PROBLEM DESCRIPTION |
Using the entries that follow, collect the lines where the word "November" appears.

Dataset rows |
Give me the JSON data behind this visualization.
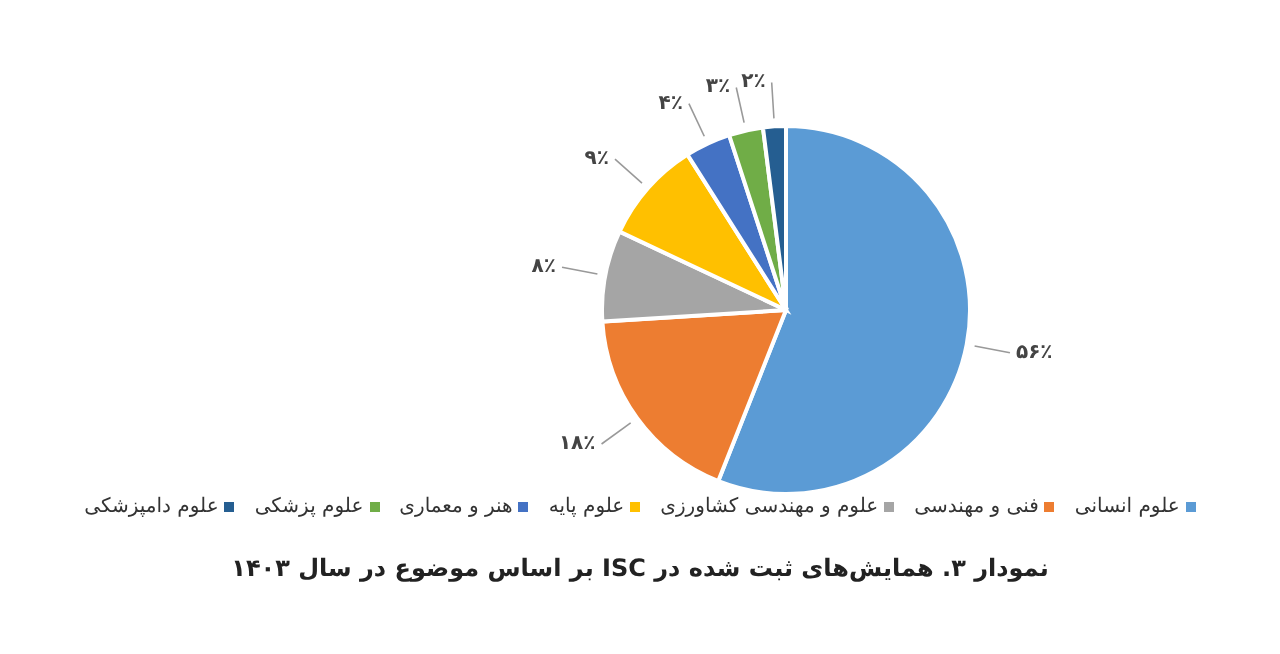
{
  "chart_data": {
    "type": "pie",
    "title": "نمودار ۳. همایش‌های ثبت شده در ISC بر اساس موضوع در سال ۱۴۰۳",
    "categories": [
      "علوم انسانی",
      "فنی و مهندسی",
      "علوم و مهندسی کشاورزی",
      "علوم پایه",
      "هنر و معماری",
      "علوم پزشکی",
      "علوم دامپزشکی"
    ],
    "values": [
      56,
      18,
      8,
      9,
      4,
      3,
      2
    ],
    "colors": [
      "#5b9bd5",
      "#ed7d31",
      "#a5a5a5",
      "#ffc000",
      "#4472c4",
      "#70ad47",
      "#255e91"
    ],
    "value_labels": [
      "۵۶٪",
      "۱۸٪",
      "۸٪",
      "۹٪",
      "۴٪",
      "۳٪",
      "۲٪"
    ],
    "legend": "bottom"
  }
}
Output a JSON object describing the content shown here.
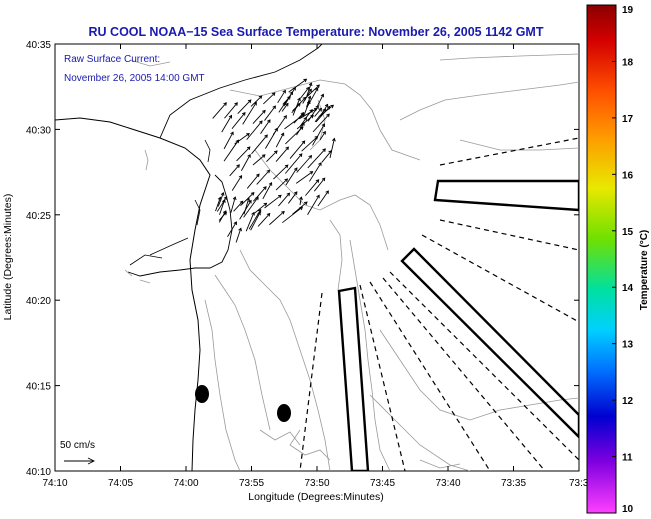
{
  "chart_data": {
    "type": "map",
    "title": "RU COOL  NOAA−15  Sea Surface Temperature:  November 26, 2005 1142 GMT",
    "annotation_line1": "Raw Surface Current:",
    "annotation_line2": "November 26, 2005 14:00 GMT",
    "xlabel": "Longitude (Degrees:Minutes)",
    "ylabel": "Latitude (Degrees:Minutes)",
    "x_ticks": [
      "74:10",
      "74:05",
      "74:00",
      "73:55",
      "73:50",
      "73:45",
      "73:40",
      "73:35",
      "73:3"
    ],
    "x_range_minutes_west": [
      10,
      -30
    ],
    "y_ticks": [
      "40:35",
      "40:30",
      "40:25",
      "40:20",
      "40:15",
      "40:10"
    ],
    "y_range_minutes": [
      35,
      10
    ],
    "colorbar": {
      "label": "Temperature (°C)",
      "ticks": [
        "19",
        "18",
        "17",
        "16",
        "15",
        "14",
        "13",
        "12",
        "11",
        "10"
      ],
      "range": [
        10,
        19
      ]
    },
    "scale_label": "50 cm/s"
  }
}
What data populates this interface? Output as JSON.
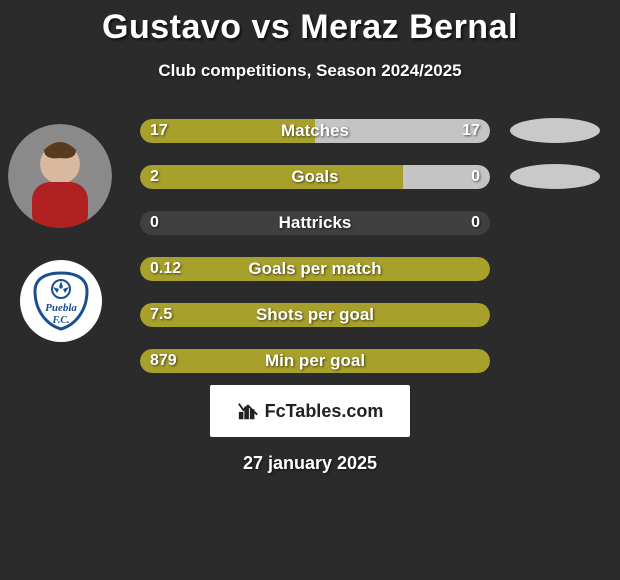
{
  "title": "Gustavo vs Meraz Bernal",
  "subtitle": "Club competitions, Season 2024/2025",
  "colors": {
    "left": "#a7a02b",
    "right": "#c4c4c4",
    "track": "#404040",
    "ellipse1": "#c9c9c9",
    "ellipse2": "#c9c9c9",
    "bg": "#2b2b2b"
  },
  "rows": [
    {
      "label": "Matches",
      "left": "17",
      "right": "17",
      "left_pct": 50,
      "right_pct": 50,
      "ellipse": true
    },
    {
      "label": "Goals",
      "left": "2",
      "right": "0",
      "left_pct": 75,
      "right_pct": 25,
      "ellipse": true
    },
    {
      "label": "Hattricks",
      "left": "0",
      "right": "0",
      "left_pct": 0,
      "right_pct": 0
    },
    {
      "label": "Goals per match",
      "left": "0.12",
      "right": "",
      "left_pct": 100,
      "right_pct": 0
    },
    {
      "label": "Shots per goal",
      "left": "7.5",
      "right": "",
      "left_pct": 100,
      "right_pct": 0
    },
    {
      "label": "Min per goal",
      "left": "879",
      "right": "",
      "left_pct": 100,
      "right_pct": 0
    }
  ],
  "badge": {
    "text": "FcTables.com"
  },
  "date": "27 january 2025",
  "team_logo": {
    "label": "Puebla F.C.",
    "primary": "#1a4f8f",
    "secondary": "#ffffff"
  }
}
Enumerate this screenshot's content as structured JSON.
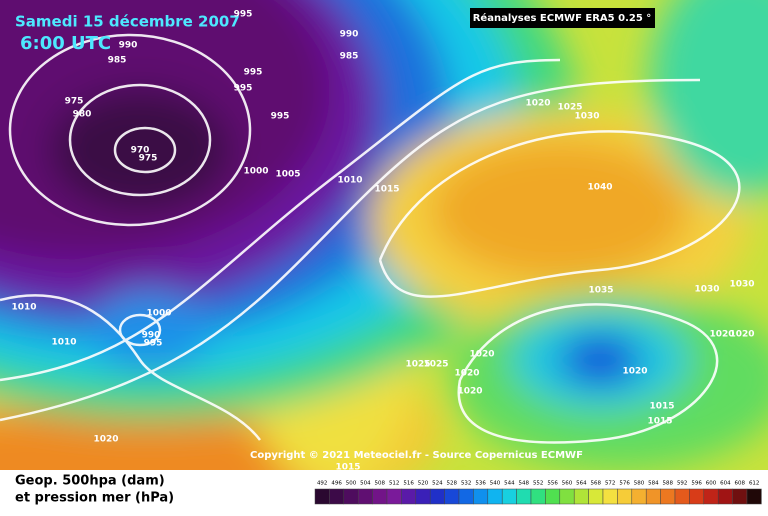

FINISHED ANSWER |
    "title": "RU COOL  NOAA−15  Sea Surface Temperature:  November 26, 2005 1142 GMT",
    "annotation_line2": "November 26, 2005 14:00 GMT",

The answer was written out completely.